Return all the entries exactly, keeping pictures out.

● **Material provided**
◆ ◆ ◆ ◆ ◆

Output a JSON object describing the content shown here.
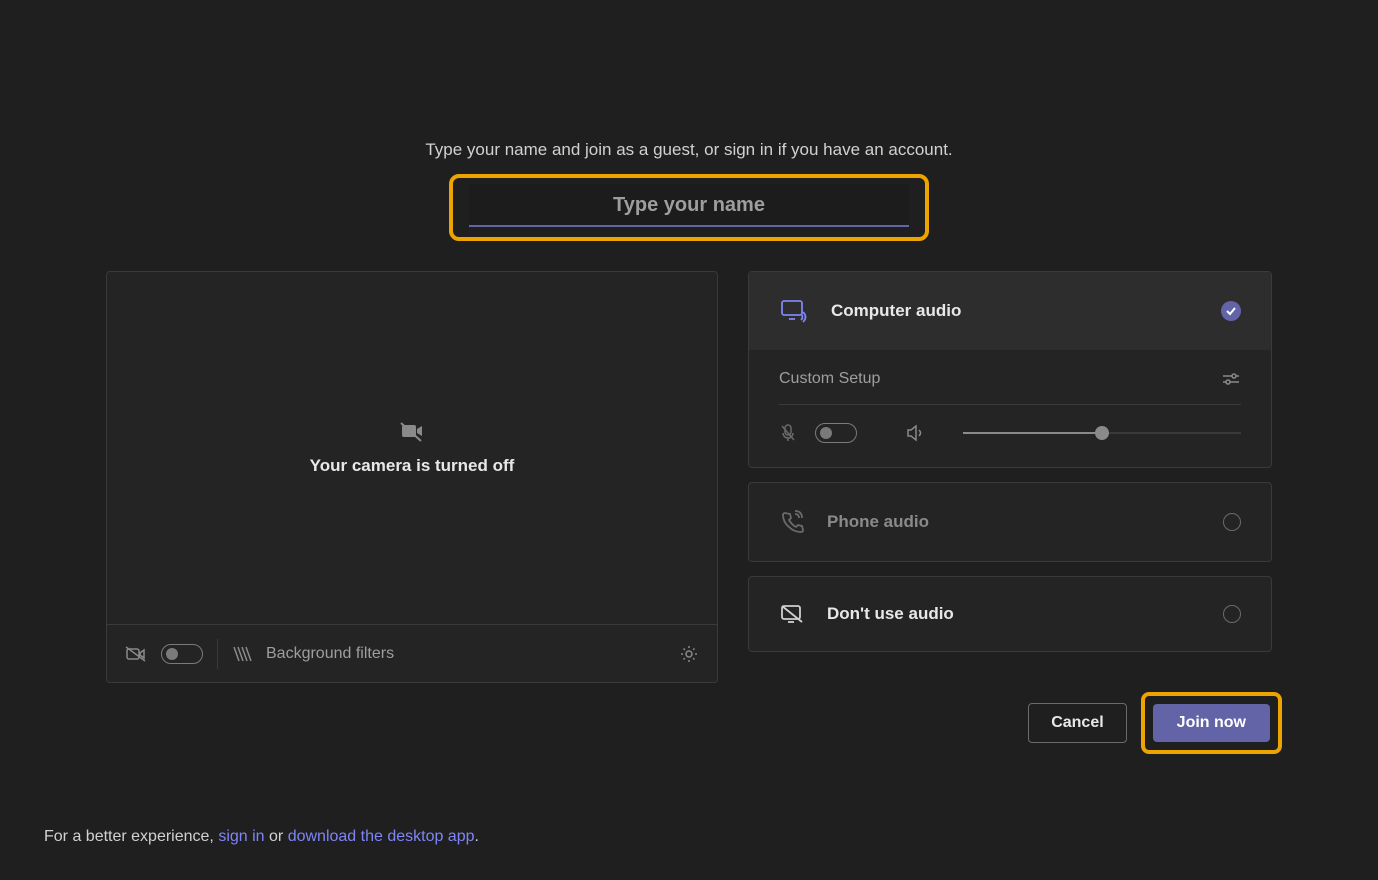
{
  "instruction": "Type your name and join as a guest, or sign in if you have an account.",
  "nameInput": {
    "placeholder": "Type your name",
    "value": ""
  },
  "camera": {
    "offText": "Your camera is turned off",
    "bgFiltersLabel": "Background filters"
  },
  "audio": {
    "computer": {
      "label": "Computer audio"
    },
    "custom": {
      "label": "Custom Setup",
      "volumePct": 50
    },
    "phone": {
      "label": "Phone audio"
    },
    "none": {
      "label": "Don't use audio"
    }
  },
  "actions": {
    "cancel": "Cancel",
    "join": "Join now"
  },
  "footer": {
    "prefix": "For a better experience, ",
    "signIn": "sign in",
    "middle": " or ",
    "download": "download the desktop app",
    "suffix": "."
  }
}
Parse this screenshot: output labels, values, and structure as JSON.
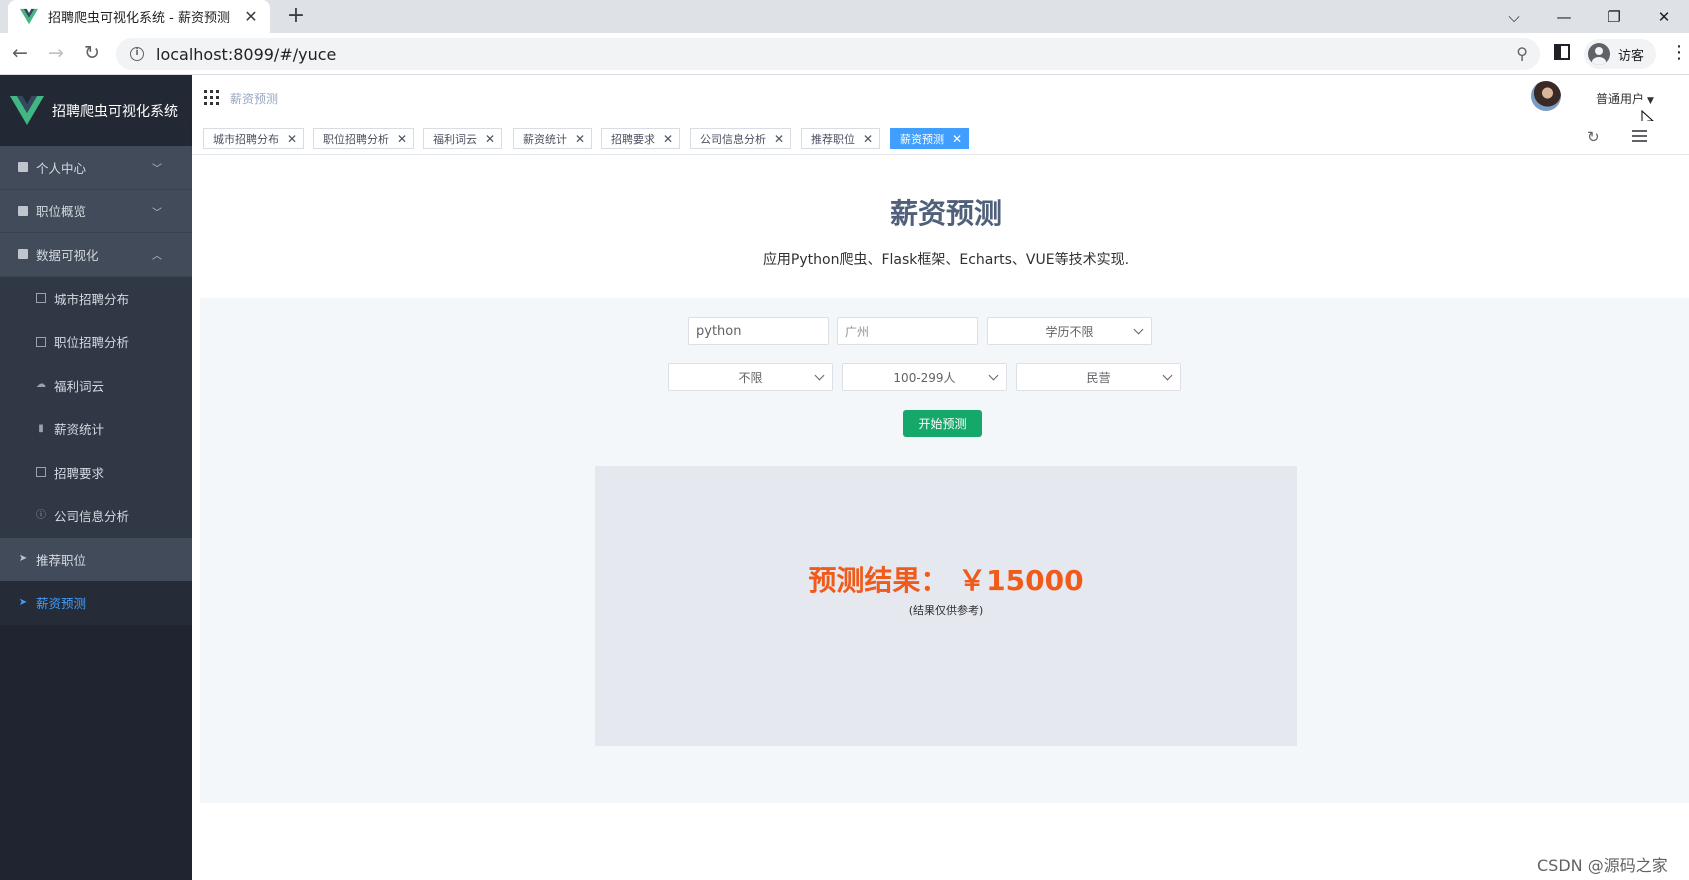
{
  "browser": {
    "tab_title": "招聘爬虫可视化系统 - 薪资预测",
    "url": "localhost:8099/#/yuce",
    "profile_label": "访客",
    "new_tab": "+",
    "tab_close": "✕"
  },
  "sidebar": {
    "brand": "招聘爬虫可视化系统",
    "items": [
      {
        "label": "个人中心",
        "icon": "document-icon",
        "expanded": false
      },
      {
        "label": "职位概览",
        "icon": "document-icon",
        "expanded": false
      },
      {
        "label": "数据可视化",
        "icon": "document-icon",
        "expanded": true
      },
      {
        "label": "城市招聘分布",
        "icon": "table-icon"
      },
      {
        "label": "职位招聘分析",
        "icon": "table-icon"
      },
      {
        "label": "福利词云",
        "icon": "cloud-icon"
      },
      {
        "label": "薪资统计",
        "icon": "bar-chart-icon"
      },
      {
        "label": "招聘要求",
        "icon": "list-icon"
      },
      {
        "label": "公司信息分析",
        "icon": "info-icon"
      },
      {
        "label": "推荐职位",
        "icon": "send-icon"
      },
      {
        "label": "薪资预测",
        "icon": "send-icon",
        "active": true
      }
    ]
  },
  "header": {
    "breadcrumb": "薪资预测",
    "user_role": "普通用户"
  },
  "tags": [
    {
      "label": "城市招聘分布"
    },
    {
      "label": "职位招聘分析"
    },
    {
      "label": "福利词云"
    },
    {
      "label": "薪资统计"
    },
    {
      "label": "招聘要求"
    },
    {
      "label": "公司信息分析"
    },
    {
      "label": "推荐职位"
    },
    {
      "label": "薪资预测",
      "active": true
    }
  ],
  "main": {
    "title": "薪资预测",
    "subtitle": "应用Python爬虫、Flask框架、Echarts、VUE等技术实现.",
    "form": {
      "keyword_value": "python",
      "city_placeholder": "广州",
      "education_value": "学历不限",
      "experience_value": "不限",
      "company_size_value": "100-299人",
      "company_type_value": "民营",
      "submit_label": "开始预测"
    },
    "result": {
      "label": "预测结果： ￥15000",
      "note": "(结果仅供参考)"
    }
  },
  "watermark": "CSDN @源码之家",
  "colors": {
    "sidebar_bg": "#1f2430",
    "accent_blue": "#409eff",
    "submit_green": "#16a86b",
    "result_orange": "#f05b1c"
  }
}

◆ ◆ ◆ ◆ ◆

● **The reply**
Output a JSON object describing the content shown here.
{
  "instruction": "Type your name and join as a guest, or sign in if you have an account.",
  "nameInput": {
    "placeholder": "Type your name",
    "value": ""
  },
  "camera": {
    "offText": "Your camera is turned off",
    "bgFiltersLabel": "Background filters"
  },
  "audio": {
    "computer": {
      "label": "Computer audio"
    },
    "custom": {
      "label": "Custom Setup",
      "volumePct": 50
    },
    "phone": {
      "label": "Phone audio"
    },
    "none": {
      "label": "Don't use audio"
    }
  },
  "actions": {
    "cancel": "Cancel",
    "join": "Join now"
  },
  "footer": {
    "prefix": "For a better experience, ",
    "signIn": "sign in",
    "middle": " or ",
    "download": "download the desktop app",
    "suffix": "."
  }
}
Parse this screenshot: output labels, values, and structure as JSON.
{
  "browser": {
    "tab_title": "招聘爬虫可视化系统 - 薪资预测",
    "url": "localhost:8099/#/yuce",
    "profile_label": "访客",
    "new_tab": "+",
    "tab_close": "✕"
  },
  "sidebar": {
    "brand": "招聘爬虫可视化系统",
    "items": [
      {
        "label": "个人中心",
        "icon": "document-icon",
        "expanded": false
      },
      {
        "label": "职位概览",
        "icon": "document-icon",
        "expanded": false
      },
      {
        "label": "数据可视化",
        "icon": "document-icon",
        "expanded": true
      },
      {
        "label": "城市招聘分布",
        "icon": "table-icon"
      },
      {
        "label": "职位招聘分析",
        "icon": "table-icon"
      },
      {
        "label": "福利词云",
        "icon": "cloud-icon"
      },
      {
        "label": "薪资统计",
        "icon": "bar-chart-icon"
      },
      {
        "label": "招聘要求",
        "icon": "list-icon"
      },
      {
        "label": "公司信息分析",
        "icon": "info-icon"
      },
      {
        "label": "推荐职位",
        "icon": "send-icon"
      },
      {
        "label": "薪资预测",
        "icon": "send-icon",
        "active": true
      }
    ]
  },
  "header": {
    "breadcrumb": "薪资预测",
    "user_role": "普通用户"
  },
  "tags": [
    {
      "label": "城市招聘分布"
    },
    {
      "label": "职位招聘分析"
    },
    {
      "label": "福利词云"
    },
    {
      "label": "薪资统计"
    },
    {
      "label": "招聘要求"
    },
    {
      "label": "公司信息分析"
    },
    {
      "label": "推荐职位"
    },
    {
      "label": "薪资预测",
      "active": true
    }
  ],
  "main": {
    "title": "薪资预测",
    "subtitle": "应用Python爬虫、Flask框架、Echarts、VUE等技术实现.",
    "form": {
      "keyword_value": "python",
      "city_placeholder": "广州",
      "education_value": "学历不限",
      "experience_value": "不限",
      "company_size_value": "100-299人",
      "company_type_value": "民营",
      "submit_label": "开始预测"
    },
    "result": {
      "label": "预测结果： ￥15000",
      "note": "(结果仅供参考)"
    }
  },
  "watermark": "CSDN @源码之家",
  "colors": {
    "sidebar_bg": "#1f2430",
    "accent_blue": "#409eff",
    "submit_green": "#16a86b",
    "result_orange": "#f05b1c"
  }
}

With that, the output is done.